◆ Stored rows ◆

--

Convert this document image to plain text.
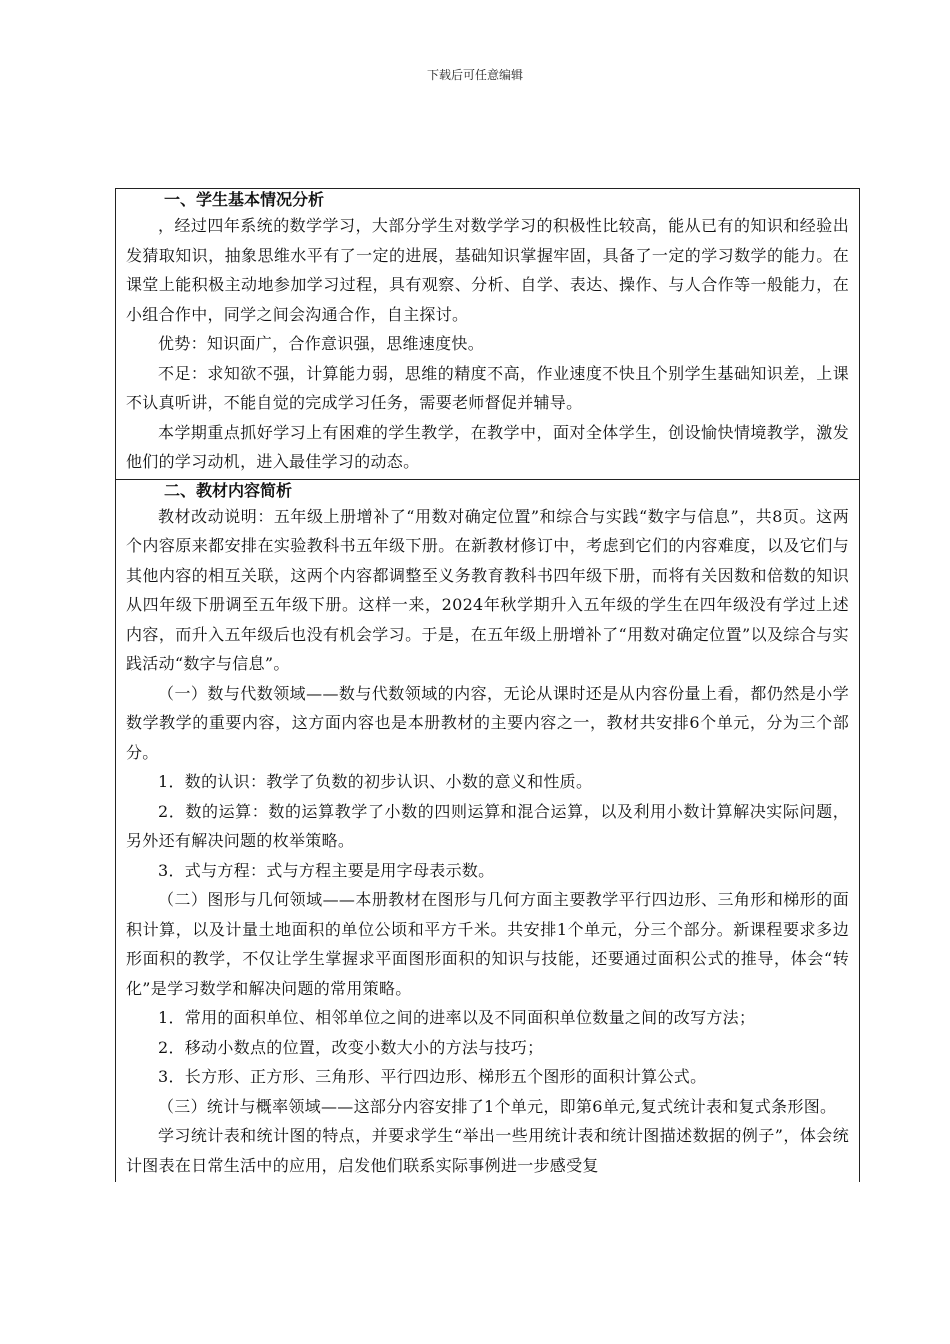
下载后可任意编辑
一、学生基本情况分析

，经过四年系统的数学学习，大部分学生对数学学习的积极性比较高，能从已有的知识和经验出发猜取知识，抽象思维水平有了一定的进展，基础知识掌握牢固，具备了一定的学习数学的能力。在课堂上能积极主动地参加学习过程，具有观察、分析、自学、表达、操作、与人合作等一般能力，在小组合作中，同学之间会沟通合作，自主探讨。

优势：知识面广，合作意识强，思维速度快。

不足：求知欲不强，计算能力弱，思维的精度不高，作业速度不快且个别学生基础知识差，上课不认真听讲，不能自觉的完成学习任务，需要老师督促并辅导。

本学期重点抓好学习上有困难的学生教学，在教学中，面对全体学生，创设愉快情境教学，激发他们的学习动机，进入最佳学习的动态。

二、教材内容简析

教材改动说明：五年级上册增补了“用数对确定位置”和综合与实践“数字与信息”，共8页。这两个内容原来都安排在实验教科书五年级下册。在新教材修订中，考虑到它们的内容难度，以及它们与其他内容的相互关联，这两个内容都调整至义务教育教科书四年级下册，而将有关因数和倍数的知识从四年级下册调至五年级下册。这样一来，2024年秋学期升入五年级的学生在四年级没有学过上述内容，而升入五年级后也没有机会学习。于是，在五年级上册增补了“用数对确定位置”以及综合与实践活动“数字与信息”。

（一）数与代数领域——数与代数领域的内容，无论从课时还是从内容份量上看，都仍然是小学数学教学的重要内容，这方面内容也是本册教材的主要内容之一，教材共安排6个单元，分为三个部分。

1．数的认识：教学了负数的初步认识、小数的意义和性质。

2．数的运算：数的运算教学了小数的四则运算和混合运算，以及利用小数计算解决实际问题，另外还有解决问题的枚举策略。

3．式与方程：式与方程主要是用字母表示数。

（二）图形与几何领域——本册教材在图形与几何方面主要教学平行四边形、三角形和梯形的面积计算，以及计量土地面积的单位公顷和平方千米。共安排1个单元，分三个部分。新课程要求多边形面积的教学，不仅让学生掌握求平面图形面积的知识与技能，还要通过面积公式的推导，体会“转化”是学习数学和解决问题的常用策略。

1．常用的面积单位、相邻单位之间的进率以及不同面积单位数量之间的改写方法；

2．移动小数点的位置，改变小数大小的方法与技巧；

3．长方形、正方形、三角形、平行四边形、梯形五个图形的面积计算公式。

（三）统计与概率领域——这部分内容安排了1个单元，即第6单元,复式统计表和复式条形图。

学习统计表和统计图的特点，并要求学生“举出一些用统计表和统计图描述数据的例子”，体会统计图表在日常生活中的应用，启发他们联系实际事例进一步感受复
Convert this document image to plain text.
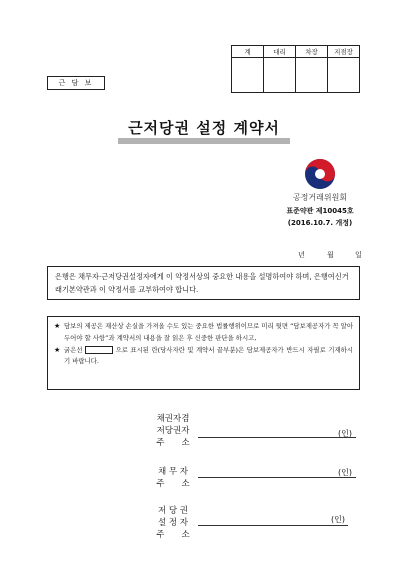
계	대리	차장	지점장

근 담 보
근저당권 설정 계약서
공정거래위원회
표준약관 제10045호
(2016.10.7. 개정)
년	월	일
은행은 채무자·근저당권설정자에게 이 약정서상의 중요한 내용을 설명하여야 하며, 은행여신거래기본약관과 이 약정서를 교부하여야 합니다.
★ 담보의 제공은 재산상 손실을 가져올 수도 있는 중요한 법률행위이므로 미리 뒷면 “담보제공자가 꼭 알아 두어야 할 사항”과 계약서의 내용을 잘 읽은 후 신중한 판단을 하시고,
★ 굵은선	으로 표시된 란(당사자란 및 계약서 끝부분)은 담보제공자가 반드시 자필로 기재하시기 바랍니다.
채권자겸
저당권자
주　　소
(인)
채 무 자
주　　소
(인)
저 당 권
설 정 자
주　　소
(인)
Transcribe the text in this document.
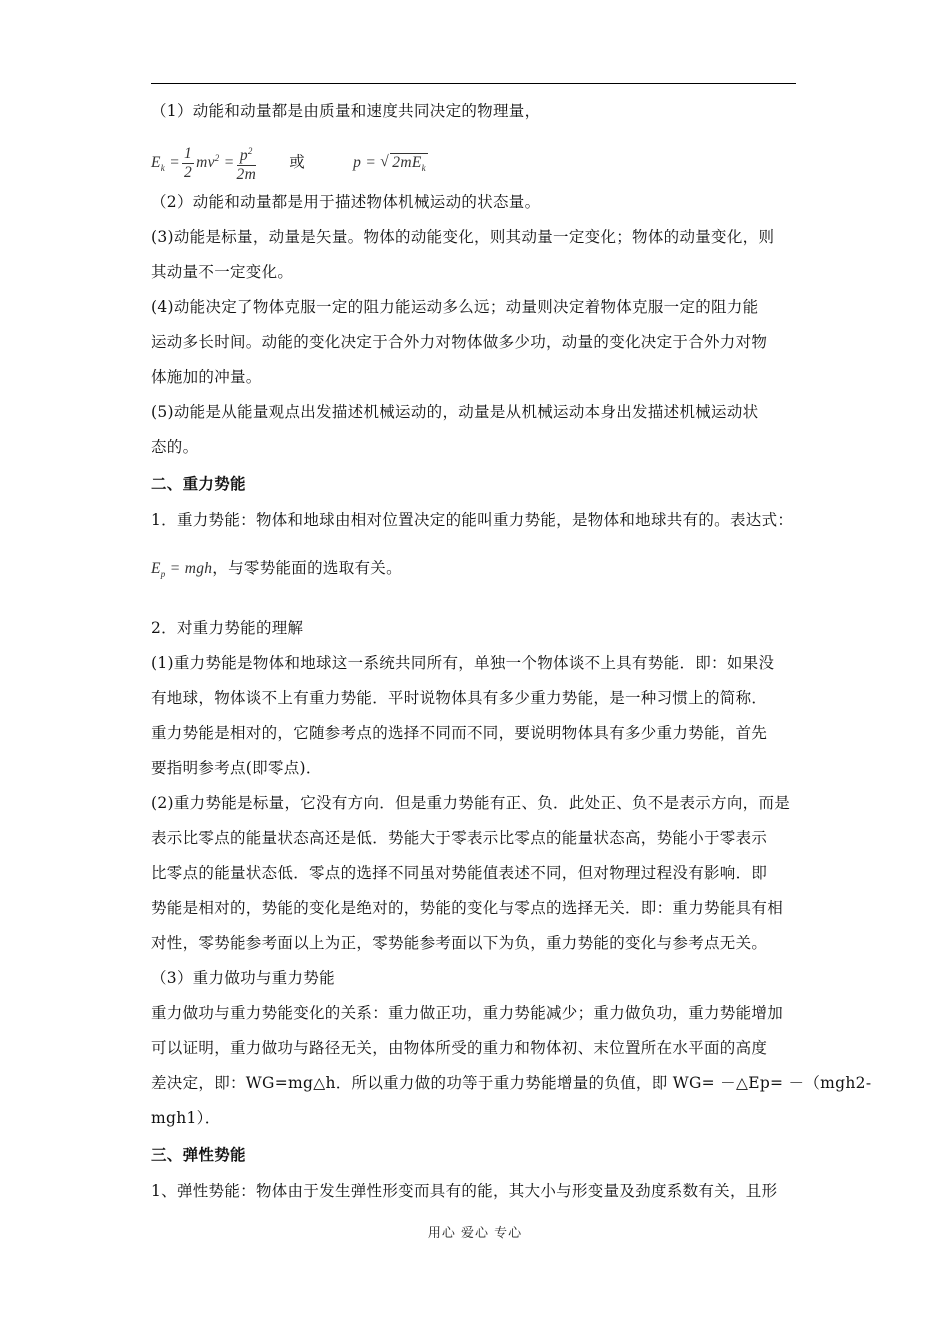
（1）动能和动量都是由质量和速度共同决定的物理量，
$E_k = \frac{1}{2} mv^2 = \frac{p^2}{2m}$ 或	p = √ $2mE_k$
（2）动能和动量都是用于描述物体机械运动的状态量。
(3)动能是标量，动量是矢量。物体的动能变化，则其动量一定变化；物体的动量变化，则
其动量不一定变化。
(4)动能决定了物体克服一定的阻力能运动多么远；动量则决定着物体克服一定的阻力能
运动多长时间。动能的变化决定于合外力对物体做多少功，动量的变化决定于合外力对物
体施加的冲量。
(5)动能是从能量观点出发描述机械运动的，动量是从机械运动本身出发描述机械运动状
态的。
二、重力势能
1．重力势能：物体和地球由相对位置决定的能叫重力势能，是物体和地球共有的。表达式：
$E_p$ = mgh，与零势能面的选取有关。
2．对重力势能的理解
(1)重力势能是物体和地球这一系统共同所有，单独一个物体谈不上具有势能．即：如果没
有地球，物体谈不上有重力势能．平时说物体具有多少重力势能，是一种习惯上的简称．
重力势能是相对的，它随参考点的选择不同而不同，要说明物体具有多少重力势能，首先
要指明参考点(即零点)．
(2)重力势能是标量，它没有方向．但是重力势能有正、负．此处正、负不是表示方向，而是
表示比零点的能量状态高还是低．势能大于零表示比零点的能量状态高，势能小于零表示
比零点的能量状态低．零点的选择不同虽对势能值表述不同，但对物理过程没有影响．即
势能是相对的，势能的变化是绝对的，势能的变化与零点的选择无关．即：重力势能具有相
对性，零势能参考面以上为正，零势能参考面以下为负，重力势能的变化与参考点无关。
（3）重力做功与重力势能
重力做功与重力势能变化的关系：重力做正功，重力势能减少；重力做负功，重力势能增加
可以证明，重力做功与路径无关，由物体所受的重力和物体初、末位置所在水平面的高度
差决定，即：WG=mg△h．所以重力做的功等于重力势能增量的负值，即 WG= －△Ep= －（mgh2-
mgh1）．
三、弹性势能
1、弹性势能：物体由于发生弹性形变而具有的能，其大小与形变量及劲度系数有关，且形
用心 爱心 专心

--

◆ Task to complete ◆
Pictures don't belong in the copy. Transcribe every record exactly as it appears.

◆ Result ◆
Convert this document image to plain text.
下载后可任意编辑
一、学生基本情况分析

，经过四年系统的数学学习，大部分学生对数学学习的积极性比较高，能从已有的知识和经验出发猜取知识，抽象思维水平有了一定的进展，基础知识掌握牢固，具备了一定的学习数学的能力。在课堂上能积极主动地参加学习过程，具有观察、分析、自学、表达、操作、与人合作等一般能力，在小组合作中，同学之间会沟通合作，自主探讨。

优势：知识面广，合作意识强，思维速度快。

不足：求知欲不强，计算能力弱，思维的精度不高，作业速度不快且个别学生基础知识差，上课不认真听讲，不能自觉的完成学习任务，需要老师督促并辅导。

本学期重点抓好学习上有困难的学生教学，在教学中，面对全体学生，创设愉快情境教学，激发他们的学习动机，进入最佳学习的动态。

二、教材内容简析

教材改动说明：五年级上册增补了“用数对确定位置”和综合与实践“数字与信息”，共8页。这两个内容原来都安排在实验教科书五年级下册。在新教材修订中，考虑到它们的内容难度，以及它们与其他内容的相互关联，这两个内容都调整至义务教育教科书四年级下册，而将有关因数和倍数的知识从四年级下册调至五年级下册。这样一来，2024年秋学期升入五年级的学生在四年级没有学过上述内容，而升入五年级后也没有机会学习。于是，在五年级上册增补了“用数对确定位置”以及综合与实践活动“数字与信息”。

（一）数与代数领域——数与代数领域的内容，无论从课时还是从内容份量上看，都仍然是小学数学教学的重要内容，这方面内容也是本册教材的主要内容之一，教材共安排6个单元，分为三个部分。

1．数的认识：教学了负数的初步认识、小数的意义和性质。

2．数的运算：数的运算教学了小数的四则运算和混合运算，以及利用小数计算解决实际问题，另外还有解决问题的枚举策略。

3．式与方程：式与方程主要是用字母表示数。

（二）图形与几何领域——本册教材在图形与几何方面主要教学平行四边形、三角形和梯形的面积计算，以及计量土地面积的单位公顷和平方千米。共安排1个单元，分三个部分。新课程要求多边形面积的教学，不仅让学生掌握求平面图形面积的知识与技能，还要通过面积公式的推导，体会“转化”是学习数学和解决问题的常用策略。

1．常用的面积单位、相邻单位之间的进率以及不同面积单位数量之间的改写方法；

2．移动小数点的位置，改变小数大小的方法与技巧；

3．长方形、正方形、三角形、平行四边形、梯形五个图形的面积计算公式。

（三）统计与概率领域——这部分内容安排了1个单元，即第6单元,复式统计表和复式条形图。

学习统计表和统计图的特点，并要求学生“举出一些用统计表和统计图描述数据的例子”，体会统计图表在日常生活中的应用，启发他们联系实际事例进一步感受复
Convert this document image to plain text.
계	대리	차장	지점장

근 담 보
근저당권 설정 계약서
공정거래위원회
표준약관 제10045호
(2016.10.7. 개정)
년	월	일
은행은 채무자·근저당권설정자에게 이 약정서상의 중요한 내용을 설명하여야 하며, 은행여신거래기본약관과 이 약정서를 교부하여야 합니다.
★ 담보의 제공은 재산상 손실을 가져올 수도 있는 중요한 법률행위이므로 미리 뒷면 “담보제공자가 꼭 알아 두어야 할 사항”과 계약서의 내용을 잘 읽은 후 신중한 판단을 하시고,
★ 굵은선	으로 표시된 란(당사자란 및 계약서 끝부분)은 담보제공자가 반드시 자필로 기재하시기 바랍니다.
채권자겸
저당권자
주　　소
(인)
채 무 자
주　　소
(인)
저 당 권
설 정 자
주　　소
(인)
Transcribe the text in this document.
（1）动能和动量都是由质量和速度共同决定的物理量，
$E_k = \frac{1}{2} mv^2 = \frac{p^2}{2m}$ 或	p = √ $2mE_k$
（2）动能和动量都是用于描述物体机械运动的状态量。
(3)动能是标量，动量是矢量。物体的动能变化，则其动量一定变化；物体的动量变化，则
其动量不一定变化。
(4)动能决定了物体克服一定的阻力能运动多么远；动量则决定着物体克服一定的阻力能
运动多长时间。动能的变化决定于合外力对物体做多少功，动量的变化决定于合外力对物
体施加的冲量。
(5)动能是从能量观点出发描述机械运动的，动量是从机械运动本身出发描述机械运动状
态的。
二、重力势能
1．重力势能：物体和地球由相对位置决定的能叫重力势能，是物体和地球共有的。表达式：
$E_p$ = mgh，与零势能面的选取有关。
2．对重力势能的理解
(1)重力势能是物体和地球这一系统共同所有，单独一个物体谈不上具有势能．即：如果没
有地球，物体谈不上有重力势能．平时说物体具有多少重力势能，是一种习惯上的简称．
重力势能是相对的，它随参考点的选择不同而不同，要说明物体具有多少重力势能，首先
要指明参考点(即零点)．
(2)重力势能是标量，它没有方向．但是重力势能有正、负．此处正、负不是表示方向，而是
表示比零点的能量状态高还是低．势能大于零表示比零点的能量状态高，势能小于零表示
比零点的能量状态低．零点的选择不同虽对势能值表述不同，但对物理过程没有影响．即
势能是相对的，势能的变化是绝对的，势能的变化与零点的选择无关．即：重力势能具有相
对性，零势能参考面以上为正，零势能参考面以下为负，重力势能的变化与参考点无关。
（3）重力做功与重力势能
重力做功与重力势能变化的关系：重力做正功，重力势能减少；重力做负功，重力势能增加
可以证明，重力做功与路径无关，由物体所受的重力和物体初、末位置所在水平面的高度
差决定，即：WG=mg△h．所以重力做的功等于重力势能增量的负值，即 WG= －△Ep= －（mgh2-
mgh1）．
三、弹性势能
1、弹性势能：物体由于发生弹性形变而具有的能，其大小与形变量及劲度系数有关，且形
用心 爱心 专心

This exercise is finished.